#### [DO THIS]
Extract all of the entries and give them again, word for word.

========

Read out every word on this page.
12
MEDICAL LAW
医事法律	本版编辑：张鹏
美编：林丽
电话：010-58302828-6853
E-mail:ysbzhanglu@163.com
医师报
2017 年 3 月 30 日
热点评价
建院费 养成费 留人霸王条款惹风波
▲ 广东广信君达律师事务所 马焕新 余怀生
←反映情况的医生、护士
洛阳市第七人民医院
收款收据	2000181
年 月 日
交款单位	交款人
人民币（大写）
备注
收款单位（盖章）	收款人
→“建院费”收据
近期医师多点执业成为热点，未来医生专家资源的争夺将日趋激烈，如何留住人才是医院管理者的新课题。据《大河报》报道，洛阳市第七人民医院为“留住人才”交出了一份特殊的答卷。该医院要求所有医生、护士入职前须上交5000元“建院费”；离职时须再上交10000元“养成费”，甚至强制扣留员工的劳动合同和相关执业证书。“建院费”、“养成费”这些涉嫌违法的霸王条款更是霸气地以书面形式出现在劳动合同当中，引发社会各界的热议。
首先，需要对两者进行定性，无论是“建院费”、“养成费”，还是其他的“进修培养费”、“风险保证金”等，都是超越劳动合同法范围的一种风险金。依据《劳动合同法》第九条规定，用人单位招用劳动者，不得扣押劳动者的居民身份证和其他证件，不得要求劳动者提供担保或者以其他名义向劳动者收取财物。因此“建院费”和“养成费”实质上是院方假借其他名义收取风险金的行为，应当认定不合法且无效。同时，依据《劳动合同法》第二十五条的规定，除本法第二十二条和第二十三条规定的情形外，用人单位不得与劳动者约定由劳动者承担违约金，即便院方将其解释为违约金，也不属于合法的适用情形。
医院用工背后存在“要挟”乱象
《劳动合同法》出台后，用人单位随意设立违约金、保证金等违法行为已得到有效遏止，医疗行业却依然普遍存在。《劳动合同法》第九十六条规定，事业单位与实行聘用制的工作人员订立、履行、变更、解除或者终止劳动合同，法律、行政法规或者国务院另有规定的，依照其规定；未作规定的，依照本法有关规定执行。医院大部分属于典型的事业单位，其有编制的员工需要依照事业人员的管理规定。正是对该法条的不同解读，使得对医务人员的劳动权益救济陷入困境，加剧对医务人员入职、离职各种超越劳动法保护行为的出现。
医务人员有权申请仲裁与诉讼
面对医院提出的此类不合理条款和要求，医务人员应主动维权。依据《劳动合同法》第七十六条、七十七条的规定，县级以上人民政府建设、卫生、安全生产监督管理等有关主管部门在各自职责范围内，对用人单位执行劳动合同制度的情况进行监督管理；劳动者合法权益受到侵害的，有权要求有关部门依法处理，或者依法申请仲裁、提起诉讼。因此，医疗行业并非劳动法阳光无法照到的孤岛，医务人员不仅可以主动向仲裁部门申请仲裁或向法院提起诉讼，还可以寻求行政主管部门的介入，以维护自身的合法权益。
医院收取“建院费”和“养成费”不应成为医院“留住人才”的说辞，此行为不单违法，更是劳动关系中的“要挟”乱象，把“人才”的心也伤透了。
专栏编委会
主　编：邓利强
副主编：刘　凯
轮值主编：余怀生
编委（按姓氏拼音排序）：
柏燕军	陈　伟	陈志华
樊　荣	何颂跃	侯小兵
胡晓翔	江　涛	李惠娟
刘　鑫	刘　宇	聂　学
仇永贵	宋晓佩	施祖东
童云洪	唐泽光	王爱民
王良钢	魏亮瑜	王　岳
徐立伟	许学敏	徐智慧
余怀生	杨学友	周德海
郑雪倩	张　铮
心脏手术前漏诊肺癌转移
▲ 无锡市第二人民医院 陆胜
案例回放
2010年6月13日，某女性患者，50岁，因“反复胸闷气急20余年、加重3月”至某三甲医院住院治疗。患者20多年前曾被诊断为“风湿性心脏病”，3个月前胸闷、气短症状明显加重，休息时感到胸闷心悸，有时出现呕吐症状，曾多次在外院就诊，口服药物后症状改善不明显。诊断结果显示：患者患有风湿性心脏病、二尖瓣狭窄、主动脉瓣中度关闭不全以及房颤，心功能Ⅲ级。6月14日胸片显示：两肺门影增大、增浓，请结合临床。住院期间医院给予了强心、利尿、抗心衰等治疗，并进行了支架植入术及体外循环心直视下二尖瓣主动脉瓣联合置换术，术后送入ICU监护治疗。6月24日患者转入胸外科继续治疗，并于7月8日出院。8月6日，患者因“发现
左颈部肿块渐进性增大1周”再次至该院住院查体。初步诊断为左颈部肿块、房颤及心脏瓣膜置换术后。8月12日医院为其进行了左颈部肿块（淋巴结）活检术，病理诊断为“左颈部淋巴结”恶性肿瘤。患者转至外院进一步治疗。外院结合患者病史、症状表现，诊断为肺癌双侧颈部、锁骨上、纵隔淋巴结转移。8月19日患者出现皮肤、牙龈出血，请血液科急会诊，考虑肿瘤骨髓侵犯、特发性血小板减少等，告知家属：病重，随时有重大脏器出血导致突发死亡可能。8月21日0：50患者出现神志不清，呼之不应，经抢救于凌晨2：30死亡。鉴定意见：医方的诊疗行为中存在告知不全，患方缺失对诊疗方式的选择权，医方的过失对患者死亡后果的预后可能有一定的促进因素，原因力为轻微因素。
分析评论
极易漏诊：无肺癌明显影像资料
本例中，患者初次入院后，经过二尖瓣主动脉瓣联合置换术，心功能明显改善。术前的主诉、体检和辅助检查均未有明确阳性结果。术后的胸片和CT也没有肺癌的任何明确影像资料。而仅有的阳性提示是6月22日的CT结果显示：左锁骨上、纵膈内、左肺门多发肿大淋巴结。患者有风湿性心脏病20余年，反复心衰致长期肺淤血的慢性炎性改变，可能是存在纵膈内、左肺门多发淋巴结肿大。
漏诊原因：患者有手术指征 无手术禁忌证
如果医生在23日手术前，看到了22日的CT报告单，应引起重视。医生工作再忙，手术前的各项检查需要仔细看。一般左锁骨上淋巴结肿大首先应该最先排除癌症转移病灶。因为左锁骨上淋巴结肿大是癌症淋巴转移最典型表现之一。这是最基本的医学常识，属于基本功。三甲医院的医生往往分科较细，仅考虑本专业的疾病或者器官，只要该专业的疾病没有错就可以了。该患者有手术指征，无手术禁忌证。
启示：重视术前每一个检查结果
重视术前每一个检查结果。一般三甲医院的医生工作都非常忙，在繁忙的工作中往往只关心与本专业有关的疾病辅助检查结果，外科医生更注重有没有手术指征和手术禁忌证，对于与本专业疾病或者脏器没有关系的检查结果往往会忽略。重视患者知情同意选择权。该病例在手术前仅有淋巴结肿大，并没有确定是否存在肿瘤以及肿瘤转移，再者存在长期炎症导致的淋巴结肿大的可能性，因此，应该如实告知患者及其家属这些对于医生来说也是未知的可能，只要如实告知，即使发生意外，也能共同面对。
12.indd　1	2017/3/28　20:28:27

========

#### [COMPLETE OUTPUT]
Read out every word on this page.
12
MEDICAL LAW
医事法律	本版编辑：张鹏
美编：林丽
电话：010-58302828-6853
E-mail:ysbzhanglu@163.com
医师报
2017 年 3 月 30 日
热点评价
建院费 养成费 留人霸王条款惹风波
▲ 广东广信君达律师事务所 马焕新 余怀生
←反映情况的医生、护士
洛阳市第七人民医院
收款收据	2000181
年 月 日
交款单位	交款人
人民币（大写）
备注
收款单位（盖章）	收款人
→“建院费”收据
近期医师多点执业成为热点，未来医生专家资源的争夺将日趋激烈，如何留住人才是医院管理者的新课题。据《大河报》报道，洛阳市第七人民医院为“留住人才”交出了一份特殊的答卷。该医院要求所有医生、护士入职前须上交5000元“建院费”；离职时须再上交10000元“养成费”，甚至强制扣留员工的劳动合同和相关执业证书。“建院费”、“养成费”这些涉嫌违法的霸王条款更是霸气地以书面形式出现在劳动合同当中，引发社会各界的热议。
首先，需要对两者进行定性，无论是“建院费”、“养成费”，还是其他的“进修培养费”、“风险保证金”等，都是超越劳动合同法范围的一种风险金。依据《劳动合同法》第九条规定，用人单位招用劳动者，不得扣押劳动者的居民身份证和其他证件，不得要求劳动者提供担保或者以其他名义向劳动者收取财物。因此“建院费”和“养成费”实质上是院方假借其他名义收取风险金的行为，应当认定不合法且无效。同时，依据《劳动合同法》第二十五条的规定，除本法第二十二条和第二十三条规定的情形外，用人单位不得与劳动者约定由劳动者承担违约金，即便院方将其解释为违约金，也不属于合法的适用情形。
医院用工背后存在“要挟”乱象
《劳动合同法》出台后，用人单位随意设立违约金、保证金等违法行为已得到有效遏止，医疗行业却依然普遍存在。《劳动合同法》第九十六条规定，事业单位与实行聘用制的工作人员订立、履行、变更、解除或者终止劳动合同，法律、行政法规或者国务院另有规定的，依照其规定；未作规定的，依照本法有关规定执行。医院大部分属于典型的事业单位，其有编制的员工需要依照事业人员的管理规定。正是对该法条的不同解读，使得对医务人员的劳动权益救济陷入困境，加剧对医务人员入职、离职各种超越劳动法保护行为的出现。
医务人员有权申请仲裁与诉讼
面对医院提出的此类不合理条款和要求，医务人员应主动维权。依据《劳动合同法》第七十六条、七十七条的规定，县级以上人民政府建设、卫生、安全生产监督管理等有关主管部门在各自职责范围内，对用人单位执行劳动合同制度的情况进行监督管理；劳动者合法权益受到侵害的，有权要求有关部门依法处理，或者依法申请仲裁、提起诉讼。因此，医疗行业并非劳动法阳光无法照到的孤岛，医务人员不仅可以主动向仲裁部门申请仲裁或向法院提起诉讼，还可以寻求行政主管部门的介入，以维护自身的合法权益。
医院收取“建院费”和“养成费”不应成为医院“留住人才”的说辞，此行为不单违法，更是劳动关系中的“要挟”乱象，把“人才”的心也伤透了。
专栏编委会
主　编：邓利强
副主编：刘　凯
轮值主编：余怀生
编委（按姓氏拼音排序）：
柏燕军	陈　伟	陈志华
樊　荣	何颂跃	侯小兵
胡晓翔	江　涛	李惠娟
刘　鑫	刘　宇	聂　学
仇永贵	宋晓佩	施祖东
童云洪	唐泽光	王爱民
王良钢	魏亮瑜	王　岳
徐立伟	许学敏	徐智慧
余怀生	杨学友	周德海
郑雪倩	张　铮
心脏手术前漏诊肺癌转移
▲ 无锡市第二人民医院 陆胜
案例回放
2010年6月13日，某女性患者，50岁，因“反复胸闷气急20余年、加重3月”至某三甲医院住院治疗。患者20多年前曾被诊断为“风湿性心脏病”，3个月前胸闷、气短症状明显加重，休息时感到胸闷心悸，有时出现呕吐症状，曾多次在外院就诊，口服药物后症状改善不明显。诊断结果显示：患者患有风湿性心脏病、二尖瓣狭窄、主动脉瓣中度关闭不全以及房颤，心功能Ⅲ级。6月14日胸片显示：两肺门影增大、增浓，请结合临床。住院期间医院给予了强心、利尿、抗心衰等治疗，并进行了支架植入术及体外循环心直视下二尖瓣主动脉瓣联合置换术，术后送入ICU监护治疗。6月24日患者转入胸外科继续治疗，并于7月8日出院。8月6日，患者因“发现
左颈部肿块渐进性增大1周”再次至该院住院查体。初步诊断为左颈部肿块、房颤及心脏瓣膜置换术后。8月12日医院为其进行了左颈部肿块（淋巴结）活检术，病理诊断为“左颈部淋巴结”恶性肿瘤。患者转至外院进一步治疗。外院结合患者病史、症状表现，诊断为肺癌双侧颈部、锁骨上、纵隔淋巴结转移。8月19日患者出现皮肤、牙龈出血，请血液科急会诊，考虑肿瘤骨髓侵犯、特发性血小板减少等，告知家属：病重，随时有重大脏器出血导致突发死亡可能。8月21日0：50患者出现神志不清，呼之不应，经抢救于凌晨2：30死亡。鉴定意见：医方的诊疗行为中存在告知不全，患方缺失对诊疗方式的选择权，医方的过失对患者死亡后果的预后可能有一定的促进因素，原因力为轻微因素。
分析评论
极易漏诊：无肺癌明显影像资料
本例中，患者初次入院后，经过二尖瓣主动脉瓣联合置换术，心功能明显改善。术前的主诉、体检和辅助检查均未有明确阳性结果。术后的胸片和CT也没有肺癌的任何明确影像资料。而仅有的阳性提示是6月22日的CT结果显示：左锁骨上、纵膈内、左肺门多发肿大淋巴结。患者有风湿性心脏病20余年，反复心衰致长期肺淤血的慢性炎性改变，可能是存在纵膈内、左肺门多发淋巴结肿大。
漏诊原因：患者有手术指征 无手术禁忌证
如果医生在23日手术前，看到了22日的CT报告单，应引起重视。医生工作再忙，手术前的各项检查需要仔细看。一般左锁骨上淋巴结肿大首先应该最先排除癌症转移病灶。因为左锁骨上淋巴结肿大是癌症淋巴转移最典型表现之一。这是最基本的医学常识，属于基本功。三甲医院的医生往往分科较细，仅考虑本专业的疾病或者器官，只要该专业的疾病没有错就可以了。该患者有手术指征，无手术禁忌证。
启示：重视术前每一个检查结果
重视术前每一个检查结果。一般三甲医院的医生工作都非常忙，在繁忙的工作中往往只关心与本专业有关的疾病辅助检查结果，外科医生更注重有没有手术指征和手术禁忌证，对于与本专业疾病或者脏器没有关系的检查结果往往会忽略。重视患者知情同意选择权。该病例在手术前仅有淋巴结肿大，并没有确定是否存在肿瘤以及肿瘤转移，再者存在长期炎症导致的淋巴结肿大的可能性，因此，应该如实告知患者及其家属这些对于医生来说也是未知的可能，只要如实告知，即使发生意外，也能共同面对。
12.indd　1	2017/3/28　20:28:27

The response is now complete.